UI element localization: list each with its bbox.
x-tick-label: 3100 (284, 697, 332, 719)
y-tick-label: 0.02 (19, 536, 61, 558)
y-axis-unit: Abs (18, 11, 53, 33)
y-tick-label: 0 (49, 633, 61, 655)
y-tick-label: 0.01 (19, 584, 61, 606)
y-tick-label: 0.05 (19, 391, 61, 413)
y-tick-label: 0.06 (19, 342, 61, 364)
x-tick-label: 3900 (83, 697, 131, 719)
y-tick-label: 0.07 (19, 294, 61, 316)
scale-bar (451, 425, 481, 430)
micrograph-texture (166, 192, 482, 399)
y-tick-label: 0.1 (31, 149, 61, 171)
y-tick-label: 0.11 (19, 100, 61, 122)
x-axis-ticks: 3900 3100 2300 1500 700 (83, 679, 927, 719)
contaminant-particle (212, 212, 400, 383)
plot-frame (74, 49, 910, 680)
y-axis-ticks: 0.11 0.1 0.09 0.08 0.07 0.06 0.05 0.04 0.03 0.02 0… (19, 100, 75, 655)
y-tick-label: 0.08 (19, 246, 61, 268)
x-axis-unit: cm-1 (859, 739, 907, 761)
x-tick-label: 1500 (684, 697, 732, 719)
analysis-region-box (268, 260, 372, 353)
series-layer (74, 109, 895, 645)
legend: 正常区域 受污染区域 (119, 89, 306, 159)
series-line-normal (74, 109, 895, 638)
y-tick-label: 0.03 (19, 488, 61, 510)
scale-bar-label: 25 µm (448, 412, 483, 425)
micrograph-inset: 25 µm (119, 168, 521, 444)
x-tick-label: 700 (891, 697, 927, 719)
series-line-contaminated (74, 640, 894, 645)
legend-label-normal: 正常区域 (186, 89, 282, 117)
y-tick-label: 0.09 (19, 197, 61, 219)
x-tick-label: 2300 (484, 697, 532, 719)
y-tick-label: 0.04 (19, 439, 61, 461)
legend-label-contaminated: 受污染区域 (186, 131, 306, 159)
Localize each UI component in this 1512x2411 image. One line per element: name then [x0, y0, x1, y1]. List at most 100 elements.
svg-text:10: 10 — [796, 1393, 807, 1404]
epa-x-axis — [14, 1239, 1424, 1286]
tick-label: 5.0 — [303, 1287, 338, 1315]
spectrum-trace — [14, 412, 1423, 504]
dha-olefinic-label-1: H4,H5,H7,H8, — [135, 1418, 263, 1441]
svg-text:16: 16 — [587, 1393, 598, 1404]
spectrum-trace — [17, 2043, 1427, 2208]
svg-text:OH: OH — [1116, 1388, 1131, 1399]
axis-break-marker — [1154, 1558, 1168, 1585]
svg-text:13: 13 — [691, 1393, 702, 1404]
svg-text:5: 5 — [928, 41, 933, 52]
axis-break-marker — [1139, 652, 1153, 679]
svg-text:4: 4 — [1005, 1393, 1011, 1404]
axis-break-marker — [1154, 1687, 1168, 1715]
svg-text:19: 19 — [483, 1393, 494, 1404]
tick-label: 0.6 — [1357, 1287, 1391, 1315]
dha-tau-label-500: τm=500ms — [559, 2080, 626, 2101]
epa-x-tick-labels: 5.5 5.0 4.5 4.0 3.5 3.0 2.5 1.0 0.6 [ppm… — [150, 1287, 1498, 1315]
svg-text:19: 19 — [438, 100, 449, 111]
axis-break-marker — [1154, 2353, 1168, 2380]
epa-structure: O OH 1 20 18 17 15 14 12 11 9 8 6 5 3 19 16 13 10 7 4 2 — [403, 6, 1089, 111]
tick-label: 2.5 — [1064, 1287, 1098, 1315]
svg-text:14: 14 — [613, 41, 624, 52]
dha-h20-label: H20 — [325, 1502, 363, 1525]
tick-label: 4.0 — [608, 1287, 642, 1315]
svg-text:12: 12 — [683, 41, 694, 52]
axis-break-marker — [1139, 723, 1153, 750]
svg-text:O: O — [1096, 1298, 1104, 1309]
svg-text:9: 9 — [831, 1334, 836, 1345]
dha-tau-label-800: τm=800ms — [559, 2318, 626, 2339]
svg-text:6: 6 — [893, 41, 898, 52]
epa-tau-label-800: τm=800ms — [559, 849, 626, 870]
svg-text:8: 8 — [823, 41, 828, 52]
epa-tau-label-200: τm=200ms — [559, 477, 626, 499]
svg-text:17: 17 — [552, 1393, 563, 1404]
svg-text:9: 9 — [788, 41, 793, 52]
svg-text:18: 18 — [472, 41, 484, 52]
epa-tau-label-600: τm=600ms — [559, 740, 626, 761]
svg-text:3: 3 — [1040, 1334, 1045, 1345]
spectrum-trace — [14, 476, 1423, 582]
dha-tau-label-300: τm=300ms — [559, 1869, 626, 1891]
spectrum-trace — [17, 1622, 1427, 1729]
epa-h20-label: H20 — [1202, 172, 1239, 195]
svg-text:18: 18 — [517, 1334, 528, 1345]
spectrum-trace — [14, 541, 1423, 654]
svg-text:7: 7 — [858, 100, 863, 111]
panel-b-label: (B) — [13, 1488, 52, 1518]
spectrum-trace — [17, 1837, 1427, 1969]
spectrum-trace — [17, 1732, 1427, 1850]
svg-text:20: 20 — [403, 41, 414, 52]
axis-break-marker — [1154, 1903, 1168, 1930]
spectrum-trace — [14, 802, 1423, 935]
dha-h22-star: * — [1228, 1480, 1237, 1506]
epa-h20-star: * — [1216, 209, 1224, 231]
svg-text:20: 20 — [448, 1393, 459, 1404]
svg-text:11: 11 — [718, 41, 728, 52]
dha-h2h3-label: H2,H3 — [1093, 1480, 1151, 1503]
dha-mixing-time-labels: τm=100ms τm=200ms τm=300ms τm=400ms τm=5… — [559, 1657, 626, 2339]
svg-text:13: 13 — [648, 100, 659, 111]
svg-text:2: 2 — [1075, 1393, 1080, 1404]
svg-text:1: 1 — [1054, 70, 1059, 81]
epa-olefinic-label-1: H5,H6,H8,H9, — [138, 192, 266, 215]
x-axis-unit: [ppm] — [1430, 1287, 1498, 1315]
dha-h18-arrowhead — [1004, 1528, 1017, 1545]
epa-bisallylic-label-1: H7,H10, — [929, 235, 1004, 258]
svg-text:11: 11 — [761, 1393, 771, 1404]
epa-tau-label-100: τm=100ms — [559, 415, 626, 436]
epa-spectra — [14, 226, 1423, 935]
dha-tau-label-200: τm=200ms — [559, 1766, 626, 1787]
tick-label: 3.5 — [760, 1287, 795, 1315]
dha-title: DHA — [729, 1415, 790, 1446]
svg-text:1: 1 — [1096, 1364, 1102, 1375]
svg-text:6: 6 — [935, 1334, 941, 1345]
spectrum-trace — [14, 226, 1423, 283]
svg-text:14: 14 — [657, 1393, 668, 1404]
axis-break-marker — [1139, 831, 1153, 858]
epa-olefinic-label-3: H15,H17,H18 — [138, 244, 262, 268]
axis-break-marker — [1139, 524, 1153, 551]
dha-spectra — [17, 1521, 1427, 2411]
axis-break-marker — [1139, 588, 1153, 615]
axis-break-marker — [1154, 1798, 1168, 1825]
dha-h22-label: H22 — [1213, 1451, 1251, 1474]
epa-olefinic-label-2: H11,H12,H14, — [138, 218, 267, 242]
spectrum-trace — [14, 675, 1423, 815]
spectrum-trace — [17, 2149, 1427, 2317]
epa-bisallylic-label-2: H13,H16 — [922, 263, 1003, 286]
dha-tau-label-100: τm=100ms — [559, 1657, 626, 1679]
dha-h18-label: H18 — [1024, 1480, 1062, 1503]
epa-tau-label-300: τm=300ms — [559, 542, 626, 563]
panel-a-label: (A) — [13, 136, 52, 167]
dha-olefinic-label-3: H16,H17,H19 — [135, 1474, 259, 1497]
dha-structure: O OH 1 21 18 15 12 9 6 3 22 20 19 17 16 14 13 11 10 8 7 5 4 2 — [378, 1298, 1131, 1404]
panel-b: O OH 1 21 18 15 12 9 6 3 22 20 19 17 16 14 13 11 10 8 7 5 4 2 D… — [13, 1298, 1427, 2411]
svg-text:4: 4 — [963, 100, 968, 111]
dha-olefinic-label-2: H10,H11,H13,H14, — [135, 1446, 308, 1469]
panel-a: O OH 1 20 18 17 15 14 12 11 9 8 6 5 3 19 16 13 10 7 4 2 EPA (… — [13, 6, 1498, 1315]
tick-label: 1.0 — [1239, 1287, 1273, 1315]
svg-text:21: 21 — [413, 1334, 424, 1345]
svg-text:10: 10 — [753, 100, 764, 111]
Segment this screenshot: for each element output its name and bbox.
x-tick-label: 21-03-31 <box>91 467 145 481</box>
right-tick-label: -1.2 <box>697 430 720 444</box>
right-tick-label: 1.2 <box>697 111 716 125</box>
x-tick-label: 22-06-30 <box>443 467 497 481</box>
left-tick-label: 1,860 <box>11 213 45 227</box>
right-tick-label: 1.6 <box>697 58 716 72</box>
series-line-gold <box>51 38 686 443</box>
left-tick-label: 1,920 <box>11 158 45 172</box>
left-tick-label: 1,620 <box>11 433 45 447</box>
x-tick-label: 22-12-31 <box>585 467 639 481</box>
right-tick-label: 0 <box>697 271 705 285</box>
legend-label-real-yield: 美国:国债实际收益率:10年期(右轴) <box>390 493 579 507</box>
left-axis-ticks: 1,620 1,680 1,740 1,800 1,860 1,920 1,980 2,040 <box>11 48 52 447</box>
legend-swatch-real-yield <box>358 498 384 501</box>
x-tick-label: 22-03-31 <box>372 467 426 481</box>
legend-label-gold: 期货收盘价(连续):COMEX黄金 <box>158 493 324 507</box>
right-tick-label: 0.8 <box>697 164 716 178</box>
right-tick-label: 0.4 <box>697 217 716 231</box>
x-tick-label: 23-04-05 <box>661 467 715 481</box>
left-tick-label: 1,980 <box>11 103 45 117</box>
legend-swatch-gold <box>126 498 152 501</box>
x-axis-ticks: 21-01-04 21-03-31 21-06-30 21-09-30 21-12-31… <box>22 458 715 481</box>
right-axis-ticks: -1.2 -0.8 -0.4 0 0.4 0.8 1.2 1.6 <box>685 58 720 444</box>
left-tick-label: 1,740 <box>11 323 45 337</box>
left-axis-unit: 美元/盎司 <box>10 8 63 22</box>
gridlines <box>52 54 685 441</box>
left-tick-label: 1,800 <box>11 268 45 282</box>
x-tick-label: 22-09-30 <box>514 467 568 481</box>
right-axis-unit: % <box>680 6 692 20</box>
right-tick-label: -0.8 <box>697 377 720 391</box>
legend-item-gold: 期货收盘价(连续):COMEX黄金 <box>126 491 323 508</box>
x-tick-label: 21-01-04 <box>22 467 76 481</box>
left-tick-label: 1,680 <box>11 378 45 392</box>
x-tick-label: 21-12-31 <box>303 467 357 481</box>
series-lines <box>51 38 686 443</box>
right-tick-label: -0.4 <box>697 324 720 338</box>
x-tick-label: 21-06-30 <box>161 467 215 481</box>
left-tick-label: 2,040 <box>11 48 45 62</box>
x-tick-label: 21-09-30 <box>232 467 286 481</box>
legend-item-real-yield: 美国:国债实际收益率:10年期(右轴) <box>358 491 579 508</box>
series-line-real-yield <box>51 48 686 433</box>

-- -- --

Rewrite the items from the beginning down to the line containing "y-tick-label: 0.04 (19, 439, 61, 461)", inclusive, and change "plot-frame" to "chart-frame". Leave everything else unchanged.

UI element localization: list each with its bbox.
x-tick-label: 3100 (284, 697, 332, 719)
y-tick-label: 0.02 (19, 536, 61, 558)
y-axis-unit: Abs (18, 11, 53, 33)
y-tick-label: 0 (49, 633, 61, 655)
y-tick-label: 0.01 (19, 584, 61, 606)
y-tick-label: 0.05 (19, 391, 61, 413)
y-tick-label: 0.06 (19, 342, 61, 364)
x-tick-label: 3900 (83, 697, 131, 719)
y-tick-label: 0.07 (19, 294, 61, 316)
scale-bar (451, 425, 481, 430)
micrograph-texture (166, 192, 482, 399)
y-tick-label: 0.1 (31, 149, 61, 171)
y-tick-label: 0.11 (19, 100, 61, 122)
x-axis-ticks: 3900 3100 2300 1500 700 (83, 679, 927, 719)
contaminant-particle (212, 212, 400, 383)
chart-frame (74, 49, 910, 680)
y-axis-ticks: 0.11 0.1 0.09 0.08 0.07 0.06 0.05 0.04 0.03 0.02 0… (19, 100, 75, 655)
y-tick-label: 0.08 (19, 246, 61, 268)
x-axis-unit: cm-1 (859, 739, 907, 761)
x-tick-label: 1500 (684, 697, 732, 719)
analysis-region-box (268, 260, 372, 353)
series-layer (74, 109, 895, 645)
legend: 正常区域 受污染区域 (119, 89, 306, 159)
series-line-normal (74, 109, 895, 638)
y-tick-label: 0.03 (19, 488, 61, 510)
scale-bar-label: 25 µm (448, 412, 483, 425)
micrograph-inset: 25 µm (119, 168, 521, 444)
x-tick-label: 700 (891, 697, 927, 719)
series-line-contaminated (74, 640, 894, 645)
legend-label-normal: 正常区域 (186, 89, 282, 117)
y-tick-label: 0.09 (19, 197, 61, 219)
x-tick-label: 2300 (484, 697, 532, 719)
y-tick-label: 0.04 (19, 439, 61, 461)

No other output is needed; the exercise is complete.